# [Records provided]
-.-.-
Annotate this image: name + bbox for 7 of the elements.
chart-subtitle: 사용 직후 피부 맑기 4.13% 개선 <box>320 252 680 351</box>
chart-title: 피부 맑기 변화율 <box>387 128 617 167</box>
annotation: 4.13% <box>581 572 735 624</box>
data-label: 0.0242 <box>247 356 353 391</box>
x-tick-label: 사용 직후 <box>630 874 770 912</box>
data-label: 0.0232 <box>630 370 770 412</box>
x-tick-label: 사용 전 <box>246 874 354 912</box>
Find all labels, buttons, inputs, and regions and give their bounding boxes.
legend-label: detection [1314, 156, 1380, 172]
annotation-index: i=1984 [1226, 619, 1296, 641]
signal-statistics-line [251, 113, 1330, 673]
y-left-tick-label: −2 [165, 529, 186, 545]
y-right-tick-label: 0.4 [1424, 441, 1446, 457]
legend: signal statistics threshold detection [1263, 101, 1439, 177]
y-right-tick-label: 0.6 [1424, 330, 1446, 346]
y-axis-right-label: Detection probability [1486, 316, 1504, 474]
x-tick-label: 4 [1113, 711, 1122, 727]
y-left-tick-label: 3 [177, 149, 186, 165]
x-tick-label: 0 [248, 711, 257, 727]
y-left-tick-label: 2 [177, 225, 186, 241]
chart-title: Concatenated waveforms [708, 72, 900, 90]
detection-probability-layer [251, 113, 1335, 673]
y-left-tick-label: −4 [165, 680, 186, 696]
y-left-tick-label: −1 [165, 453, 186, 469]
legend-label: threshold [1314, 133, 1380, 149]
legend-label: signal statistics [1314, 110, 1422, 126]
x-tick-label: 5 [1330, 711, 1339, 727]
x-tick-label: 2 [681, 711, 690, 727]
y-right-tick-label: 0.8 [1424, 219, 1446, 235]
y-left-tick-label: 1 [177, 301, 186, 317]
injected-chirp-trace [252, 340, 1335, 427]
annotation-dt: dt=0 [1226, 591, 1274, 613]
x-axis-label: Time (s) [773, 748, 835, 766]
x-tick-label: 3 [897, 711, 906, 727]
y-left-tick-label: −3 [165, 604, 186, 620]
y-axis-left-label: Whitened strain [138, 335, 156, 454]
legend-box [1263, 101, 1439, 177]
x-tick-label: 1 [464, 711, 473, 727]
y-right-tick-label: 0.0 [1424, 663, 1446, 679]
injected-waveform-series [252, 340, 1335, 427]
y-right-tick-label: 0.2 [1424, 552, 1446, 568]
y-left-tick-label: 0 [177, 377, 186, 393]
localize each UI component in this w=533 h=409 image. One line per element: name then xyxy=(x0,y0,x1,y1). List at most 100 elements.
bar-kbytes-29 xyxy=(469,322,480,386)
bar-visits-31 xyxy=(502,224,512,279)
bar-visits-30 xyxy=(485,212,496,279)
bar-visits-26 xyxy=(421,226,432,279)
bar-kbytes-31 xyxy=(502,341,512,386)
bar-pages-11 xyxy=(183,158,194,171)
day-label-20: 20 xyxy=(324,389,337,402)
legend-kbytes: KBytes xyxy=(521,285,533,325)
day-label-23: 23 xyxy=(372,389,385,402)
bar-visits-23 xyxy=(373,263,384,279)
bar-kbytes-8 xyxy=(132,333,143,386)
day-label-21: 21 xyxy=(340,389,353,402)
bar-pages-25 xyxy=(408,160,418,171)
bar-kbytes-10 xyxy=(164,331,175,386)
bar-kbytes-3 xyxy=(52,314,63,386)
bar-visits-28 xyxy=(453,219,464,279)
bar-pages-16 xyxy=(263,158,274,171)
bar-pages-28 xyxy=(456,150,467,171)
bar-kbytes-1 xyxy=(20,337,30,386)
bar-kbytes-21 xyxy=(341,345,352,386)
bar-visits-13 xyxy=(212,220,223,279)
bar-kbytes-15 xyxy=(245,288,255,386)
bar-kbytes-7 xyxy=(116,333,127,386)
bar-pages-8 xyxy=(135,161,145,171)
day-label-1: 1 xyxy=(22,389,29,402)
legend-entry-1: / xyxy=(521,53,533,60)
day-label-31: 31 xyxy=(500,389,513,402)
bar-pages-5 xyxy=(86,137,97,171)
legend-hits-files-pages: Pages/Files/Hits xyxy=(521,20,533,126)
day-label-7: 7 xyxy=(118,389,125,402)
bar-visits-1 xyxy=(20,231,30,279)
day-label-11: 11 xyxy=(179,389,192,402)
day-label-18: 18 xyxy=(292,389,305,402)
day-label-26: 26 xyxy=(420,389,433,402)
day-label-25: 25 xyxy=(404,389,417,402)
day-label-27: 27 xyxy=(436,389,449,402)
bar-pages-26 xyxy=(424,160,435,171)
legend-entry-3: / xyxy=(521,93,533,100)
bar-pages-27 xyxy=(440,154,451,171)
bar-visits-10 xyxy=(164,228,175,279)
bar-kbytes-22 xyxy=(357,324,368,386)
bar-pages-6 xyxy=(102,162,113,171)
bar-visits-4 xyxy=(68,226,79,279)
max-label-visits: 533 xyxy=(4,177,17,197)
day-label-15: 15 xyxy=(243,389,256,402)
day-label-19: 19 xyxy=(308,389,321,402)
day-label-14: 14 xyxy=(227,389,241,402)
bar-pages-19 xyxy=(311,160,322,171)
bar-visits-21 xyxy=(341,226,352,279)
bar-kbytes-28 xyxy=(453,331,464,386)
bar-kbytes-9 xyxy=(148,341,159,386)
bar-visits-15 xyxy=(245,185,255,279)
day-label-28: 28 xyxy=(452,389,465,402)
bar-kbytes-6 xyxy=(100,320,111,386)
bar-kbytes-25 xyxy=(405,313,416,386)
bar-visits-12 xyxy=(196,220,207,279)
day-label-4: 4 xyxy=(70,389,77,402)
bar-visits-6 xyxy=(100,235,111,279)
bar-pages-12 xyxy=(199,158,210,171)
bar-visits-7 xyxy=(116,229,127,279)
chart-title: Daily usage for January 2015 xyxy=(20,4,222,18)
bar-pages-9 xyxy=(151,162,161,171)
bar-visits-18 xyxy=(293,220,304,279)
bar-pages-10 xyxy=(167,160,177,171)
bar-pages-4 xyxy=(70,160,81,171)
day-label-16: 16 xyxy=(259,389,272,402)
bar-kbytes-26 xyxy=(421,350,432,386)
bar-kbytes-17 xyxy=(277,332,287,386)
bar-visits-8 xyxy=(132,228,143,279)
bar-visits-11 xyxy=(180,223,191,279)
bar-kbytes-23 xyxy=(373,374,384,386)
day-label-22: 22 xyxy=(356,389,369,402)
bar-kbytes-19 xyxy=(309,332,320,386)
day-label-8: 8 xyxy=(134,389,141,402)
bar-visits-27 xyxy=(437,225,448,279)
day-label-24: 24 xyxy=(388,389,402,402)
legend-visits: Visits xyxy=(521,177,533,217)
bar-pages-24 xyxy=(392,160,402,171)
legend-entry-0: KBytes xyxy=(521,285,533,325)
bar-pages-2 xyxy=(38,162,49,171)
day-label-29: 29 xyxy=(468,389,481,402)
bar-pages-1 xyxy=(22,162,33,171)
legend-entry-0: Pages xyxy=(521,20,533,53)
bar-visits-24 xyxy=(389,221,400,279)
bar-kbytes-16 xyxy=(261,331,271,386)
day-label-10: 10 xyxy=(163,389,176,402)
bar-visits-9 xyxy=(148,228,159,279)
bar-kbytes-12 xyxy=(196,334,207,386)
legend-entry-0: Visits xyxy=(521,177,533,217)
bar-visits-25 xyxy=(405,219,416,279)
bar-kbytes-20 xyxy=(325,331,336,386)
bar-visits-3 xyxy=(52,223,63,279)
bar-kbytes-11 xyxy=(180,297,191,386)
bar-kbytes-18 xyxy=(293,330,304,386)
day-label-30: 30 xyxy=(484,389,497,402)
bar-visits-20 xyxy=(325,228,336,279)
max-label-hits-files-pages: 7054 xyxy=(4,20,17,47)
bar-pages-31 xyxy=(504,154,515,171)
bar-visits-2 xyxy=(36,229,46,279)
-.-.-
# [What the task requires]
In the records from the start through the line containing "chart-title: Concatenated waveforms", change "y-left-tick-label" to "left-axis-tick" and reproduce those lines with nothing else altered.

# [Exercise result]
Annotate this image: name + bbox for 7 of the elements.
chart-subtitle: 사용 직후 피부 맑기 4.13% 개선 <box>320 252 680 351</box>
chart-title: 피부 맑기 변화율 <box>387 128 617 167</box>
annotation: 4.13% <box>581 572 735 624</box>
data-label: 0.0242 <box>247 356 353 391</box>
x-tick-label: 사용 직후 <box>630 874 770 912</box>
data-label: 0.0232 <box>630 370 770 412</box>
x-tick-label: 사용 전 <box>246 874 354 912</box>
Find all labels, buttons, inputs, and regions and give their bounding boxes.
legend-label: detection [1314, 156, 1380, 172]
annotation-index: i=1984 [1226, 619, 1296, 641]
signal-statistics-line [251, 113, 1330, 673]
left-axis-tick: −2 [165, 529, 186, 545]
y-right-tick-label: 0.4 [1424, 441, 1446, 457]
legend: signal statistics threshold detection [1263, 101, 1439, 177]
y-right-tick-label: 0.6 [1424, 330, 1446, 346]
y-axis-right-label: Detection probability [1486, 316, 1504, 474]
x-tick-label: 4 [1113, 711, 1122, 727]
left-axis-tick: 3 [177, 149, 186, 165]
x-tick-label: 0 [248, 711, 257, 727]
left-axis-tick: 2 [177, 225, 186, 241]
chart-title: Concatenated waveforms [708, 72, 900, 90]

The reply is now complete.